__The exercise__: Look for "this" in each line of the entries, and return the matching lines.

__Data shown__:
○ ○ ○ ○ ○

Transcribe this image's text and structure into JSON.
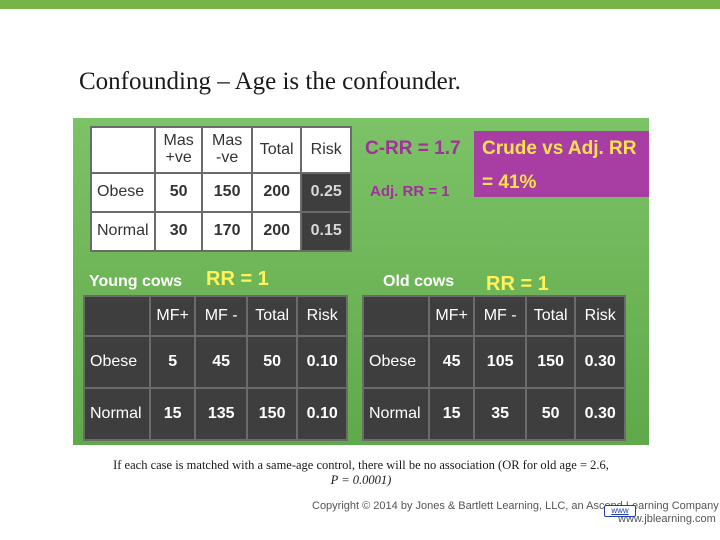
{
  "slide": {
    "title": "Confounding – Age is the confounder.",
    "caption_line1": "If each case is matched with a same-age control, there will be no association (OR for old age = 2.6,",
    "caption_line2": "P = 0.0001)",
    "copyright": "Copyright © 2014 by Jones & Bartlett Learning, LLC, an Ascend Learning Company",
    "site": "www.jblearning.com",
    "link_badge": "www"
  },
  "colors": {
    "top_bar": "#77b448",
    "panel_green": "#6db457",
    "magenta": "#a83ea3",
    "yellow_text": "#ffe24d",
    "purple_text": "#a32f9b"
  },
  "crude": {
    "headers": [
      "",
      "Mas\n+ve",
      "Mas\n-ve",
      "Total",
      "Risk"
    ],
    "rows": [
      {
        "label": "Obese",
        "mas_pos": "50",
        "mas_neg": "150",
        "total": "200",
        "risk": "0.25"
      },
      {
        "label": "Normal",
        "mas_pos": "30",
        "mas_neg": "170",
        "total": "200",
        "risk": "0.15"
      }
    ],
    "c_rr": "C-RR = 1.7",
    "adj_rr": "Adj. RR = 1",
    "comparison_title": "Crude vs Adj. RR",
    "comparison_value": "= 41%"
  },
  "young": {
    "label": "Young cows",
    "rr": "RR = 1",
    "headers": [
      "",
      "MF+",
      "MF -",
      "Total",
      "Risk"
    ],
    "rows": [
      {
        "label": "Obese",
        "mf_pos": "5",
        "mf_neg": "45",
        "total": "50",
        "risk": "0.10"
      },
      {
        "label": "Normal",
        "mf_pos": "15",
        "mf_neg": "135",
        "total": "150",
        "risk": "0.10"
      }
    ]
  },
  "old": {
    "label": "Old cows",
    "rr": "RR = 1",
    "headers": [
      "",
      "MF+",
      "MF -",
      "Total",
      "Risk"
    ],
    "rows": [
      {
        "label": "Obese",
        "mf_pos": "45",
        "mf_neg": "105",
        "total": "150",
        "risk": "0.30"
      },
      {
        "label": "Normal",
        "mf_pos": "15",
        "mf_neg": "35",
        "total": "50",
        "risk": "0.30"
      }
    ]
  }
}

○ ○ ○ ○ ○

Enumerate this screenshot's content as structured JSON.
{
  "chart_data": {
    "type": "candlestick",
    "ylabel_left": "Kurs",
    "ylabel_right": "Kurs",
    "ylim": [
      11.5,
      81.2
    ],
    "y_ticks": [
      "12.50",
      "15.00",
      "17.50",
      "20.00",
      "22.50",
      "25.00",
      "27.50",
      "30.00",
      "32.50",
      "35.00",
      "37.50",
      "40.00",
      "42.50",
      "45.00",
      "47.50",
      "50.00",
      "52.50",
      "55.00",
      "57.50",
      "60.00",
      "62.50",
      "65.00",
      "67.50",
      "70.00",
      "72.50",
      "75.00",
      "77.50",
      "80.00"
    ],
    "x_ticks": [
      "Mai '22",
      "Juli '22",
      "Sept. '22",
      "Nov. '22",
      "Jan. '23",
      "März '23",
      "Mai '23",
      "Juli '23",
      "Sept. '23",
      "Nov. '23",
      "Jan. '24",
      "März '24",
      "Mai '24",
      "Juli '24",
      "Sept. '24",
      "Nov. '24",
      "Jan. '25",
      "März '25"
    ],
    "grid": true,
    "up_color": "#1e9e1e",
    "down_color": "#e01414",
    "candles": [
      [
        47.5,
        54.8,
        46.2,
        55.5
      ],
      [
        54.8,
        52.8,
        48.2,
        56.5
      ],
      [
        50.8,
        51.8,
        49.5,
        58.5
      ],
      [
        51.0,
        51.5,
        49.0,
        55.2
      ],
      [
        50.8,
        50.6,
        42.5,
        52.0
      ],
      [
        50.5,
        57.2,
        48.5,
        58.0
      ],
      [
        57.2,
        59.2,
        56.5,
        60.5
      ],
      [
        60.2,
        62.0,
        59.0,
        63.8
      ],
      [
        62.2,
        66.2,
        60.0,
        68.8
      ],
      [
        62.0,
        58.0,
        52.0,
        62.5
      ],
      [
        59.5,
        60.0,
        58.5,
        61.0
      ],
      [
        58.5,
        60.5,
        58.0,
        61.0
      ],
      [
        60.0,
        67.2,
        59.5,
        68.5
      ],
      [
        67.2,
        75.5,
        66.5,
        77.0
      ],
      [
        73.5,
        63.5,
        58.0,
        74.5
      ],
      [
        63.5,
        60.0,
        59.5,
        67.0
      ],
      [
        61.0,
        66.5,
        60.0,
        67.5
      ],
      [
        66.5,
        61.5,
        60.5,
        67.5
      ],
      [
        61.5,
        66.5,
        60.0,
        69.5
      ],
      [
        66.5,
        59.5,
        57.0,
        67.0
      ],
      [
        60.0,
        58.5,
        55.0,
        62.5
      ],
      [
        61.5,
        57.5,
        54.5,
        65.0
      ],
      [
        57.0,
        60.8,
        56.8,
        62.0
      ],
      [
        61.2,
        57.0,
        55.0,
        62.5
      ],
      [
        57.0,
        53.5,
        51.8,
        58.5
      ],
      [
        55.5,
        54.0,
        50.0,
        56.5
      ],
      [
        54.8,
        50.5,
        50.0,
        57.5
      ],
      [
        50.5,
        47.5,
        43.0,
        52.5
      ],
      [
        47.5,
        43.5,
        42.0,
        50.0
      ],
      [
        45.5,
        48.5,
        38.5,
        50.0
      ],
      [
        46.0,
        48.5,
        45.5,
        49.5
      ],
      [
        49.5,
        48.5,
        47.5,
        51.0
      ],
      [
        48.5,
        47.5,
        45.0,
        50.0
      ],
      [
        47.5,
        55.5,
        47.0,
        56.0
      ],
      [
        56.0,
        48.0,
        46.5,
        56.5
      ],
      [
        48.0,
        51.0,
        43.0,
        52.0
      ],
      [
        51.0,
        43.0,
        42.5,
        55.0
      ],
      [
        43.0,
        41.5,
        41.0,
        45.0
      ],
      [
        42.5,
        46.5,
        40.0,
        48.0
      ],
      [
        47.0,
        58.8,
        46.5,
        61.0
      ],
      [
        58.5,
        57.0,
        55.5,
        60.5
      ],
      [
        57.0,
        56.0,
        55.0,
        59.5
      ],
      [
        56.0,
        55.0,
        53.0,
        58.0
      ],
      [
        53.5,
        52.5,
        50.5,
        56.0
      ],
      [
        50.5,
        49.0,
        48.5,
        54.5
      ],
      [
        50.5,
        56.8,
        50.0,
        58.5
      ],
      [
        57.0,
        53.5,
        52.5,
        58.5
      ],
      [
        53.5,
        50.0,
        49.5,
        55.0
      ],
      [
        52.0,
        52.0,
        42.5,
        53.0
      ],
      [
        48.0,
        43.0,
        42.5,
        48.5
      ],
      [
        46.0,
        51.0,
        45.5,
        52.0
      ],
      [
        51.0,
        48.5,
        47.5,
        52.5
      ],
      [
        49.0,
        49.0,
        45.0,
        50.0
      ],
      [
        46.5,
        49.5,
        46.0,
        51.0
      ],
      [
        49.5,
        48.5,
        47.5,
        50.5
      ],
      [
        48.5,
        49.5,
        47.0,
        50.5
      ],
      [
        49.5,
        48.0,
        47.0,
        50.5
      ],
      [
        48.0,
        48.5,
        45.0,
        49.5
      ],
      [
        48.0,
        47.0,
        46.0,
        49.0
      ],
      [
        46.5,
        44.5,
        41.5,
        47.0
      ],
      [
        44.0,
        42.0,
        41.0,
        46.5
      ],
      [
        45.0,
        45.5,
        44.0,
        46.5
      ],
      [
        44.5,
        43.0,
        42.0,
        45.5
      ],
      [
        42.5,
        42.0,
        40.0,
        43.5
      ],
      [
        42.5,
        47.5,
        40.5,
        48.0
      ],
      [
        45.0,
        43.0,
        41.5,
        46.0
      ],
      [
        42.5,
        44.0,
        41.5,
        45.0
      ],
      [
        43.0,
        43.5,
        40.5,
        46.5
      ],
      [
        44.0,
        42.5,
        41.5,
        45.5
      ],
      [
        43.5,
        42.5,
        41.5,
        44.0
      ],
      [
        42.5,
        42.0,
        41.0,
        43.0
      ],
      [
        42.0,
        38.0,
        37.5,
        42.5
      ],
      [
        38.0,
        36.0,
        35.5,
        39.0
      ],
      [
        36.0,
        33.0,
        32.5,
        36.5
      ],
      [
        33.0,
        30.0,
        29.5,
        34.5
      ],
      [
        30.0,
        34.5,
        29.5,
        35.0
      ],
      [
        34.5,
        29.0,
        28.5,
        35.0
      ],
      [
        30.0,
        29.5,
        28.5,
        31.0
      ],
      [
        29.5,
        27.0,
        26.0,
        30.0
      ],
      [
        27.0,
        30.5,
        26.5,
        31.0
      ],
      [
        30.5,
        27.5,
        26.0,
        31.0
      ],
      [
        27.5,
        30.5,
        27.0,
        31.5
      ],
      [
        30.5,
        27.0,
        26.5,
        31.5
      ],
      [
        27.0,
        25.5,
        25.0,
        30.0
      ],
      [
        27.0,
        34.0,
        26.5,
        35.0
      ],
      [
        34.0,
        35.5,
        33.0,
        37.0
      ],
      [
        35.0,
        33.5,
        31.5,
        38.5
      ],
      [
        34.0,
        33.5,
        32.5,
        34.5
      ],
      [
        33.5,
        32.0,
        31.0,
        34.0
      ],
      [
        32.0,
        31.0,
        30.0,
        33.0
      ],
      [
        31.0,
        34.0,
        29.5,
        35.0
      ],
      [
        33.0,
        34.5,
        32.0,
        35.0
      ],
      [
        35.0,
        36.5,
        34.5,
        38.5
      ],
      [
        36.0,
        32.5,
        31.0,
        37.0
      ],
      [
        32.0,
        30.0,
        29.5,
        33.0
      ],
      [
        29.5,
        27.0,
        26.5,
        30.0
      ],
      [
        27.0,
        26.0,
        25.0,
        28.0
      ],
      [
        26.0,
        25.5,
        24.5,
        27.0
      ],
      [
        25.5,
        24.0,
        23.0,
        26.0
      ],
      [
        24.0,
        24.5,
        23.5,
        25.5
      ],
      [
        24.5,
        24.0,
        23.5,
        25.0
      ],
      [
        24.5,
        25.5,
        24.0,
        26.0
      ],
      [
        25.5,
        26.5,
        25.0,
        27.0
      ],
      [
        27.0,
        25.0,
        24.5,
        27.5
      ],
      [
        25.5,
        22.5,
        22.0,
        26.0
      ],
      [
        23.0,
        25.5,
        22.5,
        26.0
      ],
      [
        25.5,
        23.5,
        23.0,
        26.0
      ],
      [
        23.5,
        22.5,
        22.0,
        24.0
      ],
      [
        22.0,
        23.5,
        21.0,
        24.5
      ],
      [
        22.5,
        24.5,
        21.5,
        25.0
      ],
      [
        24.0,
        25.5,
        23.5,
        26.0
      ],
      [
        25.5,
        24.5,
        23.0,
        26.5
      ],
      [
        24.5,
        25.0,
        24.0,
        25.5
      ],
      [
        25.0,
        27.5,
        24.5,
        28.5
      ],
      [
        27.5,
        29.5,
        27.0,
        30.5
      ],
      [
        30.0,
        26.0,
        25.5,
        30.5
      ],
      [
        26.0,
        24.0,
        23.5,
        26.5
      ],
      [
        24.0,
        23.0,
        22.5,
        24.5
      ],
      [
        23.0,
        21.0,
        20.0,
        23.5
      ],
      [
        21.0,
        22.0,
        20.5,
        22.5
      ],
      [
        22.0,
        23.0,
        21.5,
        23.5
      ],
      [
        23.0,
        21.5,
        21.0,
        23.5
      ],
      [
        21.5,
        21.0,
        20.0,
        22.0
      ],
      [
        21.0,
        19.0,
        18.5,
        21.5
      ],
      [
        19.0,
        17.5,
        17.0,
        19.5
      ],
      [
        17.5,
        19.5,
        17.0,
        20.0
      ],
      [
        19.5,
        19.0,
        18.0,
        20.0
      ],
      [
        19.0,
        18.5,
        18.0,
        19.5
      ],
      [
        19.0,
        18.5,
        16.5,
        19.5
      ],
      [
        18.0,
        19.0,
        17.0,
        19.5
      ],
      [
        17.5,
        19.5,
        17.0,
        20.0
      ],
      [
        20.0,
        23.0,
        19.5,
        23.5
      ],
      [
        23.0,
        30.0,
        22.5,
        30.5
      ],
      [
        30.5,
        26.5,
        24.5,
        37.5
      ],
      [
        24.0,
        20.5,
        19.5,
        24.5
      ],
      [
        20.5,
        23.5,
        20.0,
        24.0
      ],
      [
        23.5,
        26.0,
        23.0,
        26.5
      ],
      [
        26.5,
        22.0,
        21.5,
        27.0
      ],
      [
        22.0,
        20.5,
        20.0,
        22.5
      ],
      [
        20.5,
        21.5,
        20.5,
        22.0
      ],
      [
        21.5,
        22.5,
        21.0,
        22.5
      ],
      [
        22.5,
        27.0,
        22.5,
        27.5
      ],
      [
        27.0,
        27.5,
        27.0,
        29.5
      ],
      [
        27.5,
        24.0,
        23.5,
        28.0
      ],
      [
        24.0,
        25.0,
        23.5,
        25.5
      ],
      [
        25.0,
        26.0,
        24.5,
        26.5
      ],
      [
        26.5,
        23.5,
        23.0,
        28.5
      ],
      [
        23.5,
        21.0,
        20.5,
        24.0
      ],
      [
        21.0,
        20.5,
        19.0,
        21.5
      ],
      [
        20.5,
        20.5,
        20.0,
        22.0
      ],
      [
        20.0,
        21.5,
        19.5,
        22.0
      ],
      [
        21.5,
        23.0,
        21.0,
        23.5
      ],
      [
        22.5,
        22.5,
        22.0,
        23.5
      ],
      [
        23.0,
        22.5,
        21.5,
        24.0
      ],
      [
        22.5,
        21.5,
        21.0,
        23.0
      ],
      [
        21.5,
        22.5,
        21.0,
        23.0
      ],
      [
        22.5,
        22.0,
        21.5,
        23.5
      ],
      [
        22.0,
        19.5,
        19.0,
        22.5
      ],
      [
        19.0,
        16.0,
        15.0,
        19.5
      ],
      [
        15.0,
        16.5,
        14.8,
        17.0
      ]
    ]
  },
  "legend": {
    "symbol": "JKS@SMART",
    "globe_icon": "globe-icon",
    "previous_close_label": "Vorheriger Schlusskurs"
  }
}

○ ○ ○ ○ ○

__Worked answer__:
Transcribe this image's text and structure into JSON.
Enumerate this screenshot's content as structured JSON.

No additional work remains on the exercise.